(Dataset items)
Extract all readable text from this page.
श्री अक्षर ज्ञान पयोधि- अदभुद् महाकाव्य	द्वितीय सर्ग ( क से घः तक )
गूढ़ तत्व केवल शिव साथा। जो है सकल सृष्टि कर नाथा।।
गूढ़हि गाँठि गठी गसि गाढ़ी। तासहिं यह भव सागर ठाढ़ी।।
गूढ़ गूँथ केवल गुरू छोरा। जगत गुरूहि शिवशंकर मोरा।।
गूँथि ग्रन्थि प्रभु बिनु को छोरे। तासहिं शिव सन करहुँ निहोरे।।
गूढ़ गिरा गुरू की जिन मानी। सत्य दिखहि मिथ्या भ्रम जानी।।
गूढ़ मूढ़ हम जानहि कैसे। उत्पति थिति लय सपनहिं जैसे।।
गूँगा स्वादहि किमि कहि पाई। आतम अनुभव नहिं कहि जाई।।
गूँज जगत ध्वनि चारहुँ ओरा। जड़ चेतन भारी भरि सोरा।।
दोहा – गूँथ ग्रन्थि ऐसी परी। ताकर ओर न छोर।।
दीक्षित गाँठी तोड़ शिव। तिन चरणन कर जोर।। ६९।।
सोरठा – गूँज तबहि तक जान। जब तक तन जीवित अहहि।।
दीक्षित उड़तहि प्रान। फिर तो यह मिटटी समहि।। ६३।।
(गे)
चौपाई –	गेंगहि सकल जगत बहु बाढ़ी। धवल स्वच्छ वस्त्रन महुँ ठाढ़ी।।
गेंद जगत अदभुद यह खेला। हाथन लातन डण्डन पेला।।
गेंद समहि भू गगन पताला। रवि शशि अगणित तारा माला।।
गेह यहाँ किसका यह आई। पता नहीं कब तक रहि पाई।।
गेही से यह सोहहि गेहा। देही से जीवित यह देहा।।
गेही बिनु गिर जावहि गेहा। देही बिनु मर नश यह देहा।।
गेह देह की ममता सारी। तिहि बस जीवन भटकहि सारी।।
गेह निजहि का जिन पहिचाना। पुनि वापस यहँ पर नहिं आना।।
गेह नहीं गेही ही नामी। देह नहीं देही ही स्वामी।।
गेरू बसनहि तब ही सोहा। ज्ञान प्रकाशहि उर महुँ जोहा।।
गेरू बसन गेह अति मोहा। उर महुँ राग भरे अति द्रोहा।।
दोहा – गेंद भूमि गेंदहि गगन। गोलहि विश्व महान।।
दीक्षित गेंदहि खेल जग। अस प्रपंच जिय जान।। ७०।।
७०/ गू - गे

◆ **Problem**
Print all of the entries again, exactly as written.

◆ **Task solution**
Extract all readable text from this page.
श्री अक्षर ज्ञान पयोधि- अदभुद् महाकाव्य	द्वितीय सर्ग ( क से घः तक )
गूढ़ तत्व केवल शिव साथा। जो है सकल सृष्टि कर नाथा।।
गूढ़हि गाँठि गठी गसि गाढ़ी। तासहिं यह भव सागर ठाढ़ी।।
गूढ़ गूँथ केवल गुरू छोरा। जगत गुरूहि शिवशंकर मोरा।।
गूँथि ग्रन्थि प्रभु बिनु को छोरे। तासहिं शिव सन करहुँ निहोरे।।
गूढ़ गिरा गुरू की जिन मानी। सत्य दिखहि मिथ्या भ्रम जानी।।
गूढ़ मूढ़ हम जानहि कैसे। उत्पति थिति लय सपनहिं जैसे।।
गूँगा स्वादहि किमि कहि पाई। आतम अनुभव नहिं कहि जाई।।
गूँज जगत ध्वनि चारहुँ ओरा। जड़ चेतन भारी भरि सोरा।।
दोहा – गूँथ ग्रन्थि ऐसी परी। ताकर ओर न छोर।।
दीक्षित गाँठी तोड़ शिव। तिन चरणन कर जोर।। ६९।।
सोरठा – गूँज तबहि तक जान। जब तक तन जीवित अहहि।।
दीक्षित उड़तहि प्रान। फिर तो यह मिटटी समहि।। ६३।।
(गे)
चौपाई –	गेंगहि सकल जगत बहु बाढ़ी। धवल स्वच्छ वस्त्रन महुँ ठाढ़ी।।
गेंद जगत अदभुद यह खेला। हाथन लातन डण्डन पेला।।
गेंद समहि भू गगन पताला। रवि शशि अगणित तारा माला।।
गेह यहाँ किसका यह आई। पता नहीं कब तक रहि पाई।।
गेही से यह सोहहि गेहा। देही से जीवित यह देहा।।
गेही बिनु गिर जावहि गेहा। देही बिनु मर नश यह देहा।।
गेह देह की ममता सारी। तिहि बस जीवन भटकहि सारी।।
गेह निजहि का जिन पहिचाना। पुनि वापस यहँ पर नहिं आना।।
गेह नहीं गेही ही नामी। देह नहीं देही ही स्वामी।।
गेरू बसनहि तब ही सोहा। ज्ञान प्रकाशहि उर महुँ जोहा।।
गेरू बसन गेह अति मोहा। उर महुँ राग भरे अति द्रोहा।।
दोहा – गेंद भूमि गेंदहि गगन। गोलहि विश्व महान।।
दीक्षित गेंदहि खेल जग। अस प्रपंच जिय जान।। ७०।।
७०/ गू - गे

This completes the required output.